──────── EXTRACTED RECORDS

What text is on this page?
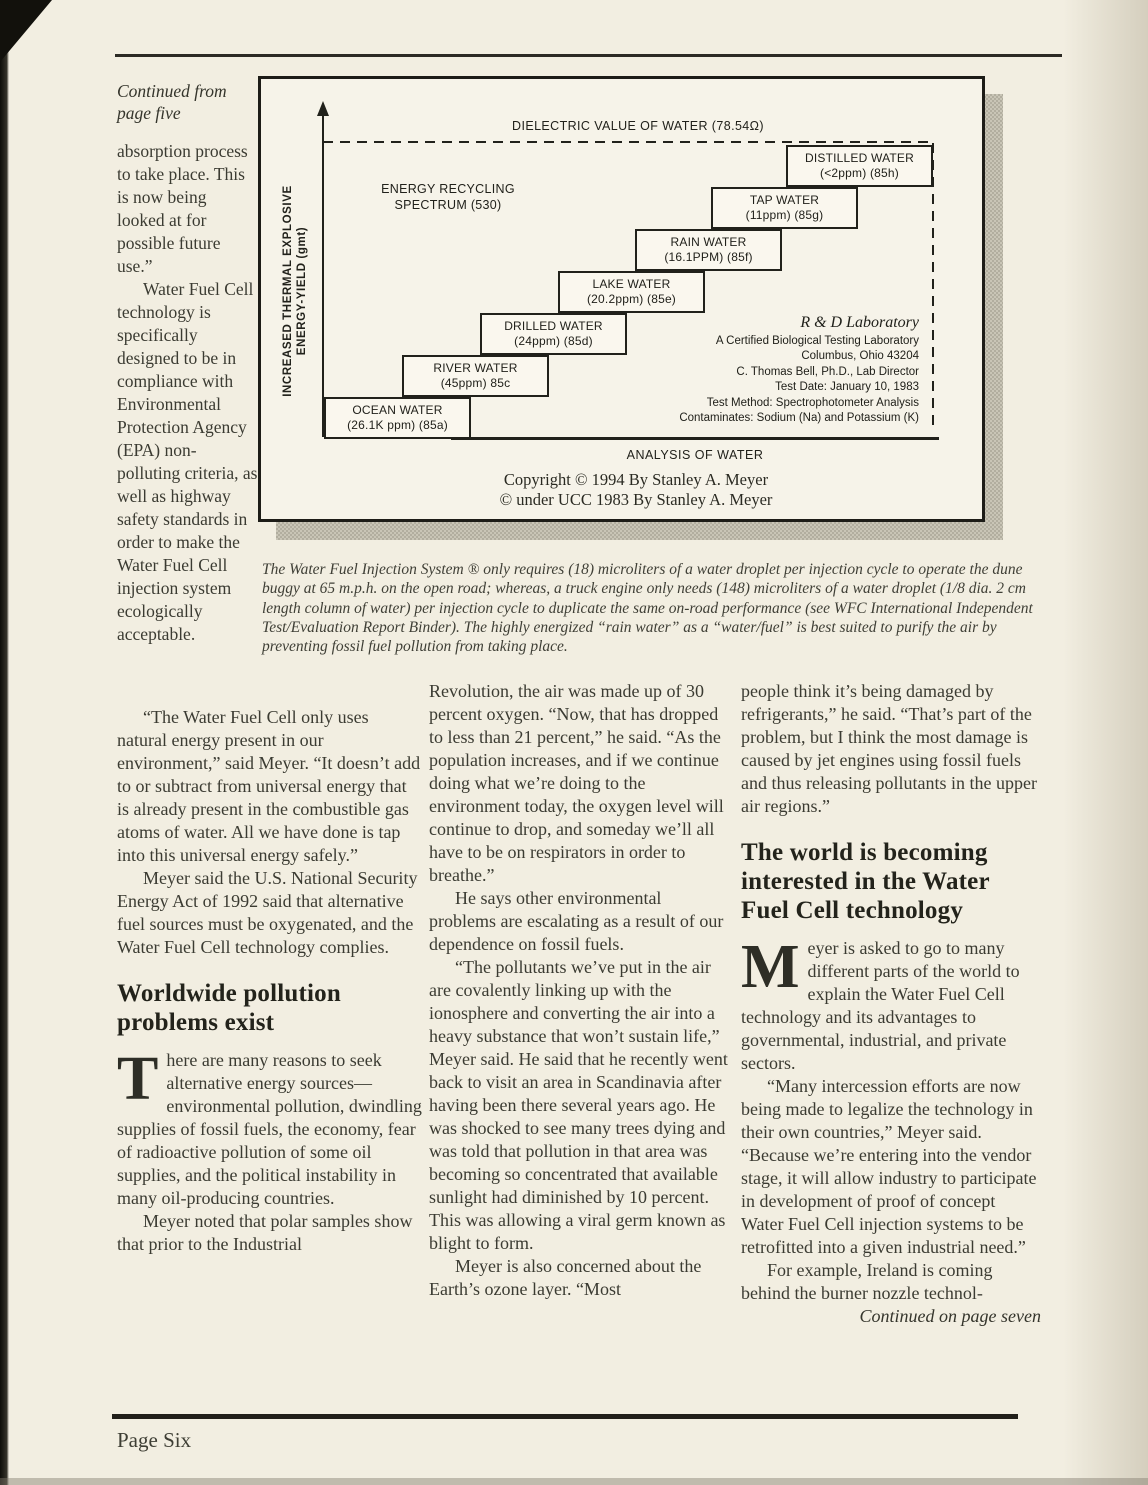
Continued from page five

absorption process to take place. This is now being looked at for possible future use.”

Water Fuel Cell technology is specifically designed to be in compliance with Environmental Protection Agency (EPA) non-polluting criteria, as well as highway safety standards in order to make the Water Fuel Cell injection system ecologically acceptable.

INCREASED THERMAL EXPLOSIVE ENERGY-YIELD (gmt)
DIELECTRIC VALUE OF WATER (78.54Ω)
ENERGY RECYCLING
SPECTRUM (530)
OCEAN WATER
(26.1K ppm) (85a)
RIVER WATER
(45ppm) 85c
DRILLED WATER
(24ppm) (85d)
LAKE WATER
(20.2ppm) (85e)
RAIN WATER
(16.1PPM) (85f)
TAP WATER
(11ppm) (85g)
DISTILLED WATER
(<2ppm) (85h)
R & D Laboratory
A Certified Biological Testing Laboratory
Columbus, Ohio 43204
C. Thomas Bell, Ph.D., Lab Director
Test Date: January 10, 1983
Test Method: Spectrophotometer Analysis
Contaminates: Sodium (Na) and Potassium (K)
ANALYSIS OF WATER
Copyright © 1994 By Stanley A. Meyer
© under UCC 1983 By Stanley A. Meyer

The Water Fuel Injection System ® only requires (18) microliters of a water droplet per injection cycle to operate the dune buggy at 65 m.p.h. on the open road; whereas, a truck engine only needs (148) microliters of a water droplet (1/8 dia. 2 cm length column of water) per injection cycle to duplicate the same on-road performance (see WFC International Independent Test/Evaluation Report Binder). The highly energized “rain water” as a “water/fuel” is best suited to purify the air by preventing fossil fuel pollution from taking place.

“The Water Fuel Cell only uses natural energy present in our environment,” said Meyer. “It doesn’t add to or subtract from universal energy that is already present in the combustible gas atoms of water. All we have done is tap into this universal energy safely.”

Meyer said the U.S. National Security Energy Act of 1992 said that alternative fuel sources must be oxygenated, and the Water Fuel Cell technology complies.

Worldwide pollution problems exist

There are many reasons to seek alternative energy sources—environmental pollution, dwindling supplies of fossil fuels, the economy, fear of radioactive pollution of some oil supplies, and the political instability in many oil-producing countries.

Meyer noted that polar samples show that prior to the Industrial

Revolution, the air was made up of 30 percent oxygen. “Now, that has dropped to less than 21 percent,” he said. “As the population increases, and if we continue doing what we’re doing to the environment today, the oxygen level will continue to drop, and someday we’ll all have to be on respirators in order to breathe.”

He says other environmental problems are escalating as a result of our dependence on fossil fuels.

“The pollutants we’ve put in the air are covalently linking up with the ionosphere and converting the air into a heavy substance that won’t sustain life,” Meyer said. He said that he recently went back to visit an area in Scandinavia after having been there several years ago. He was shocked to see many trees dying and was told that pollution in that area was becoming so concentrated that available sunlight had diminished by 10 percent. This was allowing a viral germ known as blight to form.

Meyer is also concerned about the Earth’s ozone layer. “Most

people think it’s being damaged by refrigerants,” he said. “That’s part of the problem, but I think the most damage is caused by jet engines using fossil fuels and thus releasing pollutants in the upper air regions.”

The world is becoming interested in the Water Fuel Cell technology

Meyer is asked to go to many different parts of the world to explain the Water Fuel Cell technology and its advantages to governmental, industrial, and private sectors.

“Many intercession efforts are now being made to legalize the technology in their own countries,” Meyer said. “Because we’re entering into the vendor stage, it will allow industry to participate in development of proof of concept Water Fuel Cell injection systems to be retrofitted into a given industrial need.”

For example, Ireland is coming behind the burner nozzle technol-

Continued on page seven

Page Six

────────────────

EXERCISE PROMPT - The goal is an exact reprint of the entries, leaving out the pictures.

TASK SOLUTION -
What text is on this page?
Continued from page five

absorption process to take place. This is now being looked at for possible future use.”

Water Fuel Cell technology is specifically designed to be in compliance with Environmental Protection Agency (EPA) non-polluting criteria, as well as highway safety standards in order to make the Water Fuel Cell injection system ecologically acceptable.

INCREASED THERMAL EXPLOSIVE ENERGY-YIELD (gmt)
DIELECTRIC VALUE OF WATER (78.54Ω)
ENERGY RECYCLING
SPECTRUM (530)
OCEAN WATER
(26.1K ppm) (85a)
RIVER WATER
(45ppm) 85c
DRILLED WATER
(24ppm) (85d)
LAKE WATER
(20.2ppm) (85e)
RAIN WATER
(16.1PPM) (85f)
TAP WATER
(11ppm) (85g)
DISTILLED WATER
(<2ppm) (85h)
R & D Laboratory
A Certified Biological Testing Laboratory
Columbus, Ohio 43204
C. Thomas Bell, Ph.D., Lab Director
Test Date: January 10, 1983
Test Method: Spectrophotometer Analysis
Contaminates: Sodium (Na) and Potassium (K)
ANALYSIS OF WATER
Copyright © 1994 By Stanley A. Meyer
© under UCC 1983 By Stanley A. Meyer

The Water Fuel Injection System ® only requires (18) microliters of a water droplet per injection cycle to operate the dune buggy at 65 m.p.h. on the open road; whereas, a truck engine only needs (148) microliters of a water droplet (1/8 dia. 2 cm length column of water) per injection cycle to duplicate the same on-road performance (see WFC International Independent Test/Evaluation Report Binder). The highly energized “rain water” as a “water/fuel” is best suited to purify the air by preventing fossil fuel pollution from taking place.

“The Water Fuel Cell only uses natural energy present in our environment,” said Meyer. “It doesn’t add to or subtract from universal energy that is already present in the combustible gas atoms of water. All we have done is tap into this universal energy safely.”

Meyer said the U.S. National Security Energy Act of 1992 said that alternative fuel sources must be oxygenated, and the Water Fuel Cell technology complies.

Worldwide pollution problems exist

There are many reasons to seek alternative energy sources—environmental pollution, dwindling supplies of fossil fuels, the economy, fear of radioactive pollution of some oil supplies, and the political instability in many oil-producing countries.

Meyer noted that polar samples show that prior to the Industrial

Revolution, the air was made up of 30 percent oxygen. “Now, that has dropped to less than 21 percent,” he said. “As the population increases, and if we continue doing what we’re doing to the environment today, the oxygen level will continue to drop, and someday we’ll all have to be on respirators in order to breathe.”

He says other environmental problems are escalating as a result of our dependence on fossil fuels.

“The pollutants we’ve put in the air are covalently linking up with the ionosphere and converting the air into a heavy substance that won’t sustain life,” Meyer said. He said that he recently went back to visit an area in Scandinavia after having been there several years ago. He was shocked to see many trees dying and was told that pollution in that area was becoming so concentrated that available sunlight had diminished by 10 percent. This was allowing a viral germ known as blight to form.

Meyer is also concerned about the Earth’s ozone layer. “Most

people think it’s being damaged by refrigerants,” he said. “That’s part of the problem, but I think the most damage is caused by jet engines using fossil fuels and thus releasing pollutants in the upper air regions.”

The world is becoming interested in the Water Fuel Cell technology

Meyer is asked to go to many different parts of the world to explain the Water Fuel Cell technology and its advantages to governmental, industrial, and private sectors.

“Many intercession efforts are now being made to legalize the technology in their own countries,” Meyer said. “Because we’re entering into the vendor stage, it will allow industry to participate in development of proof of concept Water Fuel Cell injection systems to be retrofitted into a given industrial need.”

For example, Ireland is coming behind the burner nozzle technol-

Continued on page seven

Page Six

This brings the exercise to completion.